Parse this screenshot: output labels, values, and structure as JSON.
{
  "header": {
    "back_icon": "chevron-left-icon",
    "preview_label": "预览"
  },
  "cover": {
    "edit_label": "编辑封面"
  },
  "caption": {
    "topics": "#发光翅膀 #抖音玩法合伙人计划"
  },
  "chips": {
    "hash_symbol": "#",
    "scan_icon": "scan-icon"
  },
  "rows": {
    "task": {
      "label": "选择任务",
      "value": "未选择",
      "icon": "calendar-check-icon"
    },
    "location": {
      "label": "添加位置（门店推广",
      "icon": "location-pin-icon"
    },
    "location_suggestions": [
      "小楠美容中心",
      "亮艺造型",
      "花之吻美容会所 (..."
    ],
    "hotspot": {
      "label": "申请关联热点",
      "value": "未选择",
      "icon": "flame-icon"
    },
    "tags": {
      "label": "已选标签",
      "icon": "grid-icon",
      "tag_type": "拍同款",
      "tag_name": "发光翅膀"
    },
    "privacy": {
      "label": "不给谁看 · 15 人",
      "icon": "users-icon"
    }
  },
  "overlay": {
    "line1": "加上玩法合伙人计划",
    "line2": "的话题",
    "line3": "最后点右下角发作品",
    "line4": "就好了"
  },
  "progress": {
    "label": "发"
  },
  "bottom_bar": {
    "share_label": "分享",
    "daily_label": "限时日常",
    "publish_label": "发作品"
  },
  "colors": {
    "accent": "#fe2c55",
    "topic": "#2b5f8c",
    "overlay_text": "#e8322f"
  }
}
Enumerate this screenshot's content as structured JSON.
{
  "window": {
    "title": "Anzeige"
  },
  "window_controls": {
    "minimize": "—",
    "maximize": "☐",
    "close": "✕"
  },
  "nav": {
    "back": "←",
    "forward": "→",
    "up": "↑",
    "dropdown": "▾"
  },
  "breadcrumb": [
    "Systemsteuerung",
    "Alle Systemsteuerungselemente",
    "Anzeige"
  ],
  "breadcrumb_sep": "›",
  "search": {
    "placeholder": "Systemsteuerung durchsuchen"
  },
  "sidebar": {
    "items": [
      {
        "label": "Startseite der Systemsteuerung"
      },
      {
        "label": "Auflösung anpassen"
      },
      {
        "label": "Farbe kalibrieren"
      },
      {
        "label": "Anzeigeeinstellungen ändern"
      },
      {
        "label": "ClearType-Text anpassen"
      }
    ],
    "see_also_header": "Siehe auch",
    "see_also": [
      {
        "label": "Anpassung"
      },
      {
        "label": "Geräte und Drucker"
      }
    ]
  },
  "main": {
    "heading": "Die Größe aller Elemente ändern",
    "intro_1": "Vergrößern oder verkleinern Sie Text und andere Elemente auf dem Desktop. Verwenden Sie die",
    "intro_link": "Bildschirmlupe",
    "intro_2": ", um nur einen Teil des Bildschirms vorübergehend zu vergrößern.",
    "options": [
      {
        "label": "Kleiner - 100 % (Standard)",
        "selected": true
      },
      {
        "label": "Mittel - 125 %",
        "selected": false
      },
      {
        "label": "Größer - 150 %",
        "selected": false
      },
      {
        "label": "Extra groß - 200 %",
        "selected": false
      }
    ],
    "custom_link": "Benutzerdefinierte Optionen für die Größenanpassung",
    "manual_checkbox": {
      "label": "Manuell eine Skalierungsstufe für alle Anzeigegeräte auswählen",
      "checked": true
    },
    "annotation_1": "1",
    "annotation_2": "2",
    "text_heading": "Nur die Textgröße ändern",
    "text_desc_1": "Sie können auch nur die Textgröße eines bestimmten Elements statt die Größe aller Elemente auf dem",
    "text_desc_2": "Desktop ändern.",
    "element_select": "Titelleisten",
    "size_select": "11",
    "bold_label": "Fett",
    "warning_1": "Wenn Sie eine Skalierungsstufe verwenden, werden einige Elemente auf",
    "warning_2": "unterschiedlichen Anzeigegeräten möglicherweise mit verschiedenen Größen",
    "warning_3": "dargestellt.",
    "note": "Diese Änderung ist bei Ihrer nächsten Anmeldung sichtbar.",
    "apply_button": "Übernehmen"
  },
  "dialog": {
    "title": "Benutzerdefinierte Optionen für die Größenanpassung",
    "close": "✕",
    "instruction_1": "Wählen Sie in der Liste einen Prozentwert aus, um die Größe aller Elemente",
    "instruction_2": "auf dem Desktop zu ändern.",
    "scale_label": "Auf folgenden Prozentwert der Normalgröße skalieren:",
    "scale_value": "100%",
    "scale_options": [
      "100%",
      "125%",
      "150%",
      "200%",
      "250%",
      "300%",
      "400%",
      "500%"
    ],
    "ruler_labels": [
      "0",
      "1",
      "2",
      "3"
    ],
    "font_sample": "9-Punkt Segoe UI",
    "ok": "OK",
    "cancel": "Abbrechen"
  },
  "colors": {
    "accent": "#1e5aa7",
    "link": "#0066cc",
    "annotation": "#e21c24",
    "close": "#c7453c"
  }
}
----
● What is asked
From the records above, extract each line exactly as shown.

● Completed exercise
Parse this screenshot: output labels, values, and structure as JSON.
{
  "header": {
    "back_icon": "chevron-left-icon",
    "preview_label": "预览"
  },
  "cover": {
    "edit_label": "编辑封面"
  },
  "caption": {
    "topics": "#发光翅膀 #抖音玩法合伙人计划"
  },
  "chips": {
    "hash_symbol": "#",
    "scan_icon": "scan-icon"
  },
  "rows": {
    "task": {
      "label": "选择任务",
      "value": "未选择",
      "icon": "calendar-check-icon"
    },
    "location": {
      "label": "添加位置（门店推广",
      "icon": "location-pin-icon"
    },
    "location_suggestions": [
      "小楠美容中心",
      "亮艺造型",
      "花之吻美容会所 (..."
    ],
    "hotspot": {
      "label": "申请关联热点",
      "value": "未选择",
      "icon": "flame-icon"
    },
    "tags": {
      "label": "已选标签",
      "icon": "grid-icon",
      "tag_type": "拍同款",
      "tag_name": "发光翅膀"
    },
    "privacy": {
      "label": "不给谁看 · 15 人",
      "icon": "users-icon"
    }
  },
  "overlay": {
    "line1": "加上玩法合伙人计划",
    "line2": "的话题",
    "line3": "最后点右下角发作品",
    "line4": "就好了"
  },
  "progress": {
    "label": "发"
  },
  "bottom_bar": {
    "share_label": "分享",
    "daily_label": "限时日常",
    "publish_label": "发作品"
  },
  "colors": {
    "accent": "#fe2c55",
    "topic": "#2b5f8c",
    "overlay_text": "#e8322f"
  }
}
Enumerate this screenshot's content as structured JSON.
{
  "window": {
    "title": "Anzeige"
  },
  "window_controls": {
    "minimize": "—",
    "maximize": "☐",
    "close": "✕"
  },
  "nav": {
    "back": "←",
    "forward": "→",
    "up": "↑",
    "dropdown": "▾"
  },
  "breadcrumb": [
    "Systemsteuerung",
    "Alle Systemsteuerungselemente",
    "Anzeige"
  ],
  "breadcrumb_sep": "›",
  "search": {
    "placeholder": "Systemsteuerung durchsuchen"
  },
  "sidebar": {
    "items": [
      {
        "label": "Startseite der Systemsteuerung"
      },
      {
        "label": "Auflösung anpassen"
      },
      {
        "label": "Farbe kalibrieren"
      },
      {
        "label": "Anzeigeeinstellungen ändern"
      },
      {
        "label": "ClearType-Text anpassen"
      }
    ],
    "see_also_header": "Siehe auch",
    "see_also": [
      {
        "label": "Anpassung"
      },
      {
        "label": "Geräte und Drucker"
      }
    ]
  },
  "main": {
    "heading": "Die Größe aller Elemente ändern",
    "intro_1": "Vergrößern oder verkleinern Sie Text und andere Elemente auf dem Desktop. Verwenden Sie die",
    "intro_link": "Bildschirmlupe",
    "intro_2": ", um nur einen Teil des Bildschirms vorübergehend zu vergrößern.",
    "options": [
      {
        "label": "Kleiner - 100 % (Standard)",
        "selected": true
      },
      {
        "label": "Mittel - 125 %",
        "selected": false
      },
      {
        "label": "Größer - 150 %",
        "selected": false
      },
      {
        "label": "Extra groß - 200 %",
        "selected": false
      }
    ],
    "custom_link": "Benutzerdefinierte Optionen für die Größenanpassung",
    "manual_checkbox": {
      "label": "Manuell eine Skalierungsstufe für alle Anzeigegeräte auswählen",
      "checked": true
    },
    "annotation_1": "1",
    "annotation_2": "2",
    "text_heading": "Nur die Textgröße ändern",
    "text_desc_1": "Sie können auch nur die Textgröße eines bestimmten Elements statt die Größe aller Elemente auf dem",
    "text_desc_2": "Desktop ändern.",
    "element_select": "Titelleisten",
    "size_select": "11",
    "bold_label": "Fett",
    "warning_1": "Wenn Sie eine Skalierungsstufe verwenden, werden einige Elemente auf",
    "warning_2": "unterschiedlichen Anzeigegeräten möglicherweise mit verschiedenen Größen",
    "warning_3": "dargestellt.",
    "note": "Diese Änderung ist bei Ihrer nächsten Anmeldung sichtbar.",
    "apply_button": "Übernehmen"
  },
  "dialog": {
    "title": "Benutzerdefinierte Optionen für die Größenanpassung",
    "close": "✕",
    "instruction_1": "Wählen Sie in der Liste einen Prozentwert aus, um die Größe aller Elemente",
    "instruction_2": "auf dem Desktop zu ändern.",
    "scale_label": "Auf folgenden Prozentwert der Normalgröße skalieren:",
    "scale_value": "100%",
    "scale_options": [
      "100%",
      "125%",
      "150%",
      "200%",
      "250%",
      "300%",
      "400%",
      "500%"
    ],
    "ruler_labels": [
      "0",
      "1",
      "2",
      "3"
    ],
    "font_sample": "9-Punkt Segoe UI",
    "ok": "OK",
    "cancel": "Abbrechen"
  },
  "colors": {
    "accent": "#1e5aa7",
    "link": "#0066cc",
    "annotation": "#e21c24",
    "close": "#c7453c"
  }
}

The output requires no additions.